**Data supplied**
* * *
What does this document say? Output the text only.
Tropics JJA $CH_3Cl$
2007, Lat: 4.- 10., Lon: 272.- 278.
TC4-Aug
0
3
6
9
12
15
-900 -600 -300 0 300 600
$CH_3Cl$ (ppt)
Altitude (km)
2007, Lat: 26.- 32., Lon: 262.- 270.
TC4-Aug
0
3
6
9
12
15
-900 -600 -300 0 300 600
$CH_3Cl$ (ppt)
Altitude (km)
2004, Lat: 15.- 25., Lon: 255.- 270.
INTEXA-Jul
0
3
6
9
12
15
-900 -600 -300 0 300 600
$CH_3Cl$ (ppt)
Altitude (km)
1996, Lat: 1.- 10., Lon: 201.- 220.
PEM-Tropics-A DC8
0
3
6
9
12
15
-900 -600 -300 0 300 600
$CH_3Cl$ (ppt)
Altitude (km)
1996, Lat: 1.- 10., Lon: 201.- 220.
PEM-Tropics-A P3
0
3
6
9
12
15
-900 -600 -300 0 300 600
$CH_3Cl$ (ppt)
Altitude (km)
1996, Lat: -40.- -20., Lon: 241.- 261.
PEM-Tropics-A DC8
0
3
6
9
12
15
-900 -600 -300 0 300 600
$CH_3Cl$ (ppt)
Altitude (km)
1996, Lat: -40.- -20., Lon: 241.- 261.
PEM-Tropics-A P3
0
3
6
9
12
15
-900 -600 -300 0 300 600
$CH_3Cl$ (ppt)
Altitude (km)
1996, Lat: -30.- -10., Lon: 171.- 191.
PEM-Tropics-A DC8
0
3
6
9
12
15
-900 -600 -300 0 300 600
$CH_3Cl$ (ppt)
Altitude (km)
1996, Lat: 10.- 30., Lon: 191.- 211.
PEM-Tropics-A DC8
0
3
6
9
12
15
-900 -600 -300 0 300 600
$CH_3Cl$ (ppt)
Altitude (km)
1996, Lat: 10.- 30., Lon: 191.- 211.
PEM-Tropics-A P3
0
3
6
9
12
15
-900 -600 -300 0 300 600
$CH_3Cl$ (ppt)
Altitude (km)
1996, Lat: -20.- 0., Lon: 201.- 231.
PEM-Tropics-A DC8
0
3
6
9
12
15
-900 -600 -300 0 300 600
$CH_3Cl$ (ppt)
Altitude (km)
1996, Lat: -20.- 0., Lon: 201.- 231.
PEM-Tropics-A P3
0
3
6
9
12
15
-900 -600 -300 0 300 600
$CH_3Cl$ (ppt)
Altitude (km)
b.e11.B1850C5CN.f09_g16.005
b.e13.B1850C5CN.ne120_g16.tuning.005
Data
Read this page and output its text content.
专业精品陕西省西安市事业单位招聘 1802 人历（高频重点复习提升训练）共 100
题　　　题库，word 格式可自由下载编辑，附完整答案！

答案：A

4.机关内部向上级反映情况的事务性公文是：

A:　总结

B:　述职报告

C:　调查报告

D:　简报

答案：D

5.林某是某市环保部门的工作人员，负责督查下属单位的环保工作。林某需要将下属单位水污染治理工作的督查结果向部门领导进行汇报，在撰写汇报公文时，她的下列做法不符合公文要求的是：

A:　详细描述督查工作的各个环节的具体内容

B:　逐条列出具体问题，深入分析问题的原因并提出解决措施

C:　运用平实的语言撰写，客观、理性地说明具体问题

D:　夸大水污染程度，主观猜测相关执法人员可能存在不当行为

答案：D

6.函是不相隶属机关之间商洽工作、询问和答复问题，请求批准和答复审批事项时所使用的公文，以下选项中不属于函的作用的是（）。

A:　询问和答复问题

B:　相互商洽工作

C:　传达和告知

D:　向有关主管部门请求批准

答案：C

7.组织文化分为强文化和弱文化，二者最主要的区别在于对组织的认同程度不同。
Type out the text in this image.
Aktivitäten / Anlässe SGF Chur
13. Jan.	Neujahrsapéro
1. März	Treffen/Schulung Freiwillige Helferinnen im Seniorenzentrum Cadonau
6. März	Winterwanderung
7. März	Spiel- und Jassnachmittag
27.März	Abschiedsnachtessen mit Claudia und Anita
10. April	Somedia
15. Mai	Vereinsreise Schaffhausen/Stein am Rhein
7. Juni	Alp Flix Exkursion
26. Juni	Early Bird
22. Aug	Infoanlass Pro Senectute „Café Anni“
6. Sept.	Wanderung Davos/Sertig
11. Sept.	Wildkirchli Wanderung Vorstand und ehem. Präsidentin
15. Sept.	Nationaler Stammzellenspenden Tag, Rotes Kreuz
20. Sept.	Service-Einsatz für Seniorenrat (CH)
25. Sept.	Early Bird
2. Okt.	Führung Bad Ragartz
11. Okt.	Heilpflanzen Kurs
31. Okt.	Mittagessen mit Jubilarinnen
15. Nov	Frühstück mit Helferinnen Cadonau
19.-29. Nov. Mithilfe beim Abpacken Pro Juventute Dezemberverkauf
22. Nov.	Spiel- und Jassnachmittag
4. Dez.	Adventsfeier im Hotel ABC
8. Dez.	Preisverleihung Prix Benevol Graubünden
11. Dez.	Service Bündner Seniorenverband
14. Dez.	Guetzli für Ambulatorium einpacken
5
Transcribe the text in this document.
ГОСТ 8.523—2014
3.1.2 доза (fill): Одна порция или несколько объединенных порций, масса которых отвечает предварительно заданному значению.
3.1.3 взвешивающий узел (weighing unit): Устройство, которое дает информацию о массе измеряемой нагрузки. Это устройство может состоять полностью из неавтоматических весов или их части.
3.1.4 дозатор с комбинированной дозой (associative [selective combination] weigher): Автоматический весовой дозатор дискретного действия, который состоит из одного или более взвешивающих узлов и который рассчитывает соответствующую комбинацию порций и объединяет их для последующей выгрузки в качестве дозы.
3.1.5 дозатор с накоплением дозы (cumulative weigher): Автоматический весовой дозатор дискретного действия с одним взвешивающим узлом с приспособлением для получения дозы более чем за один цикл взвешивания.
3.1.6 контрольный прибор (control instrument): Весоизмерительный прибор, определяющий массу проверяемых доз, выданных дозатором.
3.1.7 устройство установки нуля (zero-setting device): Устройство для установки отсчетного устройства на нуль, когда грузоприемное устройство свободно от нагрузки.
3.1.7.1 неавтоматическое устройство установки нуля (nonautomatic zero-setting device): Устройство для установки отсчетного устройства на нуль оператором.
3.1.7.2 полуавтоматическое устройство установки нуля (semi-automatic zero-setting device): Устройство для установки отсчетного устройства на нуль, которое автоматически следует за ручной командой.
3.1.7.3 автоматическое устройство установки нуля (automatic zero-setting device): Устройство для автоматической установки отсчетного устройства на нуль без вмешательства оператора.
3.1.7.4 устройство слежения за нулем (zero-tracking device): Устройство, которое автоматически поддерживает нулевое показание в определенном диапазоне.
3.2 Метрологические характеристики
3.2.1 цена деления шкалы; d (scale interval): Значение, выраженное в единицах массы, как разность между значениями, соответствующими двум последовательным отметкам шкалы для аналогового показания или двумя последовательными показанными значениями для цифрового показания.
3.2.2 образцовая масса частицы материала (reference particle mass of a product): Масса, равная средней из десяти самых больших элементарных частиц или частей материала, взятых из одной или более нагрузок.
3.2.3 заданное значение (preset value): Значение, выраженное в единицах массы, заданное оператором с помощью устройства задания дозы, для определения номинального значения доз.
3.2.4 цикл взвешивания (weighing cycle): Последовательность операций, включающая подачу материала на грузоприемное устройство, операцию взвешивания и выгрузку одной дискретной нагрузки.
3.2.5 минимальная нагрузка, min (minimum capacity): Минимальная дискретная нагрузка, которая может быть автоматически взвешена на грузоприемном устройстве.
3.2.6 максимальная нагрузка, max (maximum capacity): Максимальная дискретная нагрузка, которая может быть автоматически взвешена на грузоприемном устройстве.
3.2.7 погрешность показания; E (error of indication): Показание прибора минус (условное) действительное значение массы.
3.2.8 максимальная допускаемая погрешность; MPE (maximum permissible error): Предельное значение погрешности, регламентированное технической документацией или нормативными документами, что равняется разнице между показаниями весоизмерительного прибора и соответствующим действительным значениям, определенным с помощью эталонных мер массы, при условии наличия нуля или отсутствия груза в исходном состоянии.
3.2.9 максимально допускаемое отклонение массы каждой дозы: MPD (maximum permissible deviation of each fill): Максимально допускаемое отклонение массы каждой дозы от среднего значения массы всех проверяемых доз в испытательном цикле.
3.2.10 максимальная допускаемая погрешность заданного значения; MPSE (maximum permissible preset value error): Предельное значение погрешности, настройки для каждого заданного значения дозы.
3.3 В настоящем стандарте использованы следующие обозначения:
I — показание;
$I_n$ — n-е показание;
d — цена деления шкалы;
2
* * *
**Your instructions**
Gather all lines of the records that include the word "шкалы".

**Answer to this task**
3.2.1 цена деления шкалы; d (scale interval): Значение, выраженное в единицах массы, как разность между значениями, соответствующими двум последовательным отметкам шкалы для аналогового показания или двумя последовательными показанными значениями для цифрового показания.
d — цена деления шкалы;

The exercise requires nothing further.